> INPUT DATA
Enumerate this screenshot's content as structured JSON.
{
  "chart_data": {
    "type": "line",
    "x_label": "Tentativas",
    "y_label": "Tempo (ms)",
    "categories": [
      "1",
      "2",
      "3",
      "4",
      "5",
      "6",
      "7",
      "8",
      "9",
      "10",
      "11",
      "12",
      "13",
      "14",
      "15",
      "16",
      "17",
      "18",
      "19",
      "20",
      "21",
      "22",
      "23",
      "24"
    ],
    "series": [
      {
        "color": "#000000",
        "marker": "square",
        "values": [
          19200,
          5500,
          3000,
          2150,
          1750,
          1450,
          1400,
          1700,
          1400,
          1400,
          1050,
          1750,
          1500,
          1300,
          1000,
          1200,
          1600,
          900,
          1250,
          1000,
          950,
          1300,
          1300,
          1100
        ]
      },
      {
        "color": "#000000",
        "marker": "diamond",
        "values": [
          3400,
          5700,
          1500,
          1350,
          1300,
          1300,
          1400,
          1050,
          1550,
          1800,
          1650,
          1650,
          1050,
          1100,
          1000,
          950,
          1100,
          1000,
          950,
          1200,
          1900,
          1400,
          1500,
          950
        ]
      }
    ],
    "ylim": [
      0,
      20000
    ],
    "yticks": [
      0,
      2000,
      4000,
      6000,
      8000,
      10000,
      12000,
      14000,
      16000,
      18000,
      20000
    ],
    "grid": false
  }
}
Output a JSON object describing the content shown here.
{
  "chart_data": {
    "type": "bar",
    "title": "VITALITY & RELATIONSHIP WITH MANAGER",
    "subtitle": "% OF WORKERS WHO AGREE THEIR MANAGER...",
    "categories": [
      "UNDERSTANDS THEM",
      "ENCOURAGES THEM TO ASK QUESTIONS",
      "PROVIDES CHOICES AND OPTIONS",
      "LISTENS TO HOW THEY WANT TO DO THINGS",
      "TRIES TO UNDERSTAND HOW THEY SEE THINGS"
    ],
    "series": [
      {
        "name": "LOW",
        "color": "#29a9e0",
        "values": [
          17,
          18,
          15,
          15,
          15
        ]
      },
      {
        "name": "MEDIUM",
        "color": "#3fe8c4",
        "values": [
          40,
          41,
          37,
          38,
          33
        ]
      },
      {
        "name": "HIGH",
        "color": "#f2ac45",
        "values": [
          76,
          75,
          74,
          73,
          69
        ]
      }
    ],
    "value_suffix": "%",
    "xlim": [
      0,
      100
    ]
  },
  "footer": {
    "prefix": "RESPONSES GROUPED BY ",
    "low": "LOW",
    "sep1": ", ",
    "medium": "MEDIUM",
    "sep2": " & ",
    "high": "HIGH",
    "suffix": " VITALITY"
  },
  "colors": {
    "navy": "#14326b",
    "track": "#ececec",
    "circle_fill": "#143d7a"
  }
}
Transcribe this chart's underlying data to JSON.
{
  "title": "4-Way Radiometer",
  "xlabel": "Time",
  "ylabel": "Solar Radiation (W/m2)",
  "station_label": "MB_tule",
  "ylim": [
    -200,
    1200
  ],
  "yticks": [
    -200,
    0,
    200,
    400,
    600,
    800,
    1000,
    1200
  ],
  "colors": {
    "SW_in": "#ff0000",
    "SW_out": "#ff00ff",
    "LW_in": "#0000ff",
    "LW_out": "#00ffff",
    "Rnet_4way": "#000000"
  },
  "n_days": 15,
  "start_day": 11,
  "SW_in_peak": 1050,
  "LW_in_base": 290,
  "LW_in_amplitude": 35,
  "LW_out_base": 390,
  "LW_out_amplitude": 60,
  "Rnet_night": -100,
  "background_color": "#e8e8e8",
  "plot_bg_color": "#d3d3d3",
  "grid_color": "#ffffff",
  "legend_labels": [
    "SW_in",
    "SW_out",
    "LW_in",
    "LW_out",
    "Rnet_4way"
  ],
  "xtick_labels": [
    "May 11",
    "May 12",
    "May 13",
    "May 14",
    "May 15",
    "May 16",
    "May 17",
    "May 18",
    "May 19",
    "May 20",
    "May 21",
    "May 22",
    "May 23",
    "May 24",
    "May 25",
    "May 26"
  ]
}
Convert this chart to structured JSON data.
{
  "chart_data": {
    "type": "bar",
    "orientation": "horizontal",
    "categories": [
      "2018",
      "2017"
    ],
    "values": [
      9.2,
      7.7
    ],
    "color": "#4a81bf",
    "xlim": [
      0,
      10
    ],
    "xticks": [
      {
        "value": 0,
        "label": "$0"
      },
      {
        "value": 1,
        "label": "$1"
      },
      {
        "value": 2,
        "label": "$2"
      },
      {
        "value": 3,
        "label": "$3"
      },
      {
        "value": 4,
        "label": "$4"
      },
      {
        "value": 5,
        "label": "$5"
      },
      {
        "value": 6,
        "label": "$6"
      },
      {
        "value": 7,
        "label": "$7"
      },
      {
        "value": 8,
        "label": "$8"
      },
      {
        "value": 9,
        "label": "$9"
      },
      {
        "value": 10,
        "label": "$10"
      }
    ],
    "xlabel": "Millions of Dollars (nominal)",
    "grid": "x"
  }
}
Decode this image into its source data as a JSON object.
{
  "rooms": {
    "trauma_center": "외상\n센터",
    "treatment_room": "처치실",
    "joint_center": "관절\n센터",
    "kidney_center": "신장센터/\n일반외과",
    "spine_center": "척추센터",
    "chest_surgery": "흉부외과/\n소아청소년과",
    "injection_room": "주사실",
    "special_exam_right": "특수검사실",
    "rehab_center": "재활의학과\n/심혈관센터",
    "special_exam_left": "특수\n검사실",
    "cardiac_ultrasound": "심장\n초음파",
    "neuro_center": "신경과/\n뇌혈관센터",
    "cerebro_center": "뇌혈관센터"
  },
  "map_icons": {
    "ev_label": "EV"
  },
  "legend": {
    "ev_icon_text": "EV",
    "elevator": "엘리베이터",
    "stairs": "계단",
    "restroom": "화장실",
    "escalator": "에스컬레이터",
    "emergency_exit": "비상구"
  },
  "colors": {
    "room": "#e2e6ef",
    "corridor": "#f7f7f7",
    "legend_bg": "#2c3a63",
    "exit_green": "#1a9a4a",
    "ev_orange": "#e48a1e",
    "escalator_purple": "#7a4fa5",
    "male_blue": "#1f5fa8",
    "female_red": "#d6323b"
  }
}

> WHAT TO WORK ON
Your task is to output exactly the lines running from the one with "Decode this image" through the final line of the material above, with both ends included.

> SOLUTION TO THE EXERCISE
Decode this image into its source data as a JSON object.
{
  "rooms": {
    "trauma_center": "외상\n센터",
    "treatment_room": "처치실",
    "joint_center": "관절\n센터",
    "kidney_center": "신장센터/\n일반외과",
    "spine_center": "척추센터",
    "chest_surgery": "흉부외과/\n소아청소년과",
    "injection_room": "주사실",
    "special_exam_right": "특수검사실",
    "rehab_center": "재활의학과\n/심혈관센터",
    "special_exam_left": "특수\n검사실",
    "cardiac_ultrasound": "심장\n초음파",
    "neuro_center": "신경과/\n뇌혈관센터",
    "cerebro_center": "뇌혈관센터"
  },
  "map_icons": {
    "ev_label": "EV"
  },
  "legend": {
    "ev_icon_text": "EV",
    "elevator": "엘리베이터",
    "stairs": "계단",
    "restroom": "화장실",
    "escalator": "에스컬레이터",
    "emergency_exit": "비상구"
  },
  "colors": {
    "room": "#e2e6ef",
    "corridor": "#f7f7f7",
    "legend_bg": "#2c3a63",
    "exit_green": "#1a9a4a",
    "ev_orange": "#e48a1e",
    "escalator_purple": "#7a4fa5",
    "male_blue": "#1f5fa8",
    "female_red": "#d6323b"
  }
}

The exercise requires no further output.